_Kaynak Metin_
/---
Mehmed Sıddık ALADAĞ
AHİRZAMANDA MÜSLÜMAN İÇİN ZORLUK YILAR GELECEK
Demişlerdir ki: Kıyamet yarın kopacak, öbür gün kopacak diye tarih verenlere itibar etmemelidir. Çünkü dünyada Müslüman bulunduğu müddetçe kıyamet kopmayacaktır. Bir hadis-i şerif meali şöyledir: (Allah diyen bir kimse kaldığı müddetçe kıyamet kopmaz.) [Müslim] Ama kıyamet yaklaştıkça Müslümanlar çok garip olacak, çok zulüm görecek, çok sıkıntı çekecek, dinini rahatça yaşaması çok zor olacaktır.
Bir hadis-i şerifte, (Bir zaman gelir, sünnet unutulur, bid'atler meydana çıkar. Sünnete uyanlar garip olur, yalnız kalır. Bid'atlere uyan ise, kendilerine çok arkadaş, yardımcı bulur) buyuruldu. O zamanda ki Müslümanların nasıl yaşayacağı sorulduğunda, (Sudaki tuz, sirke içindeki kurt gibi) buyuruldu. Dinlerini nasıl koruyacağı sorulduğunda, (Avuçtaki ateş koru gibi. Bırakırsa söner, tutarsa elini yakar) buyuruldu. (Şir’a) Bir hadis-i şerif de şöyledir: (Öyle bir zaman gelir ki, sünnetime tutunmak, avucuna ateş almak gibi olur.) [Hakim]
Müslümanlar, bütün dünyada garip olacaktır. Bir hadis-i şerif şöyledir: (İslam dini, garip olarak başladı, sonu da garip olacaktır.) [Müslim, Tirmizi] Garip olmasının sebebi ise, insanlar gittikçe bozulmaktadır. Bir hadis-i şerif de şöyledir: (En iyi, en hayırlı insanlar benim asrımda bulunan Müslümanlar [Eshab-ı kiram]dır. Onlardan sonra en iyileri, onlardan sonra gelenler [Tabiin] dir. Onlardan sonra da en iyiler onlardan sonra gelenler [Tebe-i tabiin] dir. Onlardan sonra gelenlerde yalanlar yayılır.
\---
_Alıştırmalar_
**a.** Kaynak metinde "Demişlerdir ki: Kıyamet yarın kopacak" diye başlayan paragrafı, ana bilgilerini koruyarak madde listesi hâlinde kısaca yeniden yazınız.
**b.** Kaynak metne göre, o zamanın Müslümanlarının dinlerini nasıl koruyacağı sorulduğunda hangi cevap verilmiştir?

_Veri Kesiti_
/---
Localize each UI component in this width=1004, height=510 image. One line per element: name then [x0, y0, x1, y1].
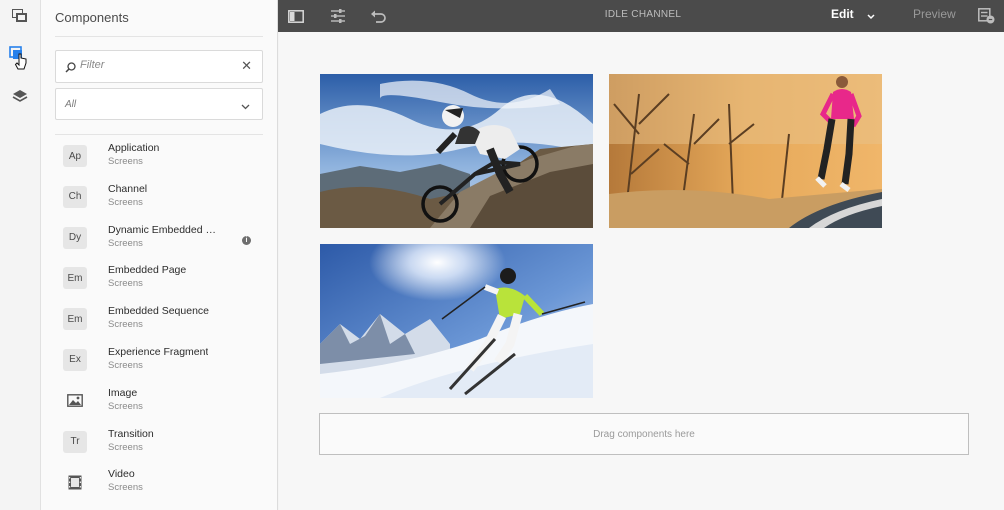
\---
_Çözümlü Cevaplar_
**a.**
- Kıyametin yarın ya da öbür gün kopacağını söyleyerek tarih verenlere itibar edilmemelidir.
- Dünyada Müslüman bulunduğu sürece kıyamet kopmayacaktır. Müslim'de geçen bir hadis-i şerife göre "Allah" diyen bir kimse kaldıkça kıyamet kopmaz.
- Kıyamet yaklaştıkça Müslümanlar çok garip olacak, çok zulüm görecek, çok sıkıntı çekecektir. Dinlerini rahatça yaşamaları da çok zorlaşacaktır.

**b.** Dinlerini avuçtaki ateş koru gibi koruyacakları söylenmiştir: Bırakırsa söner, tutarsa elini yakar.